Copy all lines of the listing that include the string "comme".

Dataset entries
┌──
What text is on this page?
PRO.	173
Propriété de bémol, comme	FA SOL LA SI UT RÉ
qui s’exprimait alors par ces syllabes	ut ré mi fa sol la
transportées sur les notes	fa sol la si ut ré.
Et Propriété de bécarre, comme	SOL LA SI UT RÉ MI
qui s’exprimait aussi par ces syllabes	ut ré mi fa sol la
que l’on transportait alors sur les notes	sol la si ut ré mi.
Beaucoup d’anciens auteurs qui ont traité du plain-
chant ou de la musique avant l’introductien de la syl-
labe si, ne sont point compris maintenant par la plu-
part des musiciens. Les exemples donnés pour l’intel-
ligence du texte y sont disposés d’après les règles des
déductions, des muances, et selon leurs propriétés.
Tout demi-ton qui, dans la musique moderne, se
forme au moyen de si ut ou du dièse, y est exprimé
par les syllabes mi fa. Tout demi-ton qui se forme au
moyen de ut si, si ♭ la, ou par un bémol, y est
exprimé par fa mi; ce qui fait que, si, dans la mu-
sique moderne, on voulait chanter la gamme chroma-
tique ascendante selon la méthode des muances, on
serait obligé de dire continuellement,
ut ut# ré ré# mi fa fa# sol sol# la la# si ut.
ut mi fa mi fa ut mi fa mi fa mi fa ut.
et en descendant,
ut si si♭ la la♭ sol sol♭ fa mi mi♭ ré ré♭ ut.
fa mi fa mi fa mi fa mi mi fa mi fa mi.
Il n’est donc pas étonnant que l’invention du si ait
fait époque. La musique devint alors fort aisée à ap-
└──
_Answer below_
Propriété de bémol, comme	FA SOL LA SI UT RÉ
Et Propriété de bécarre, comme	SOL LA SI UT RÉ MI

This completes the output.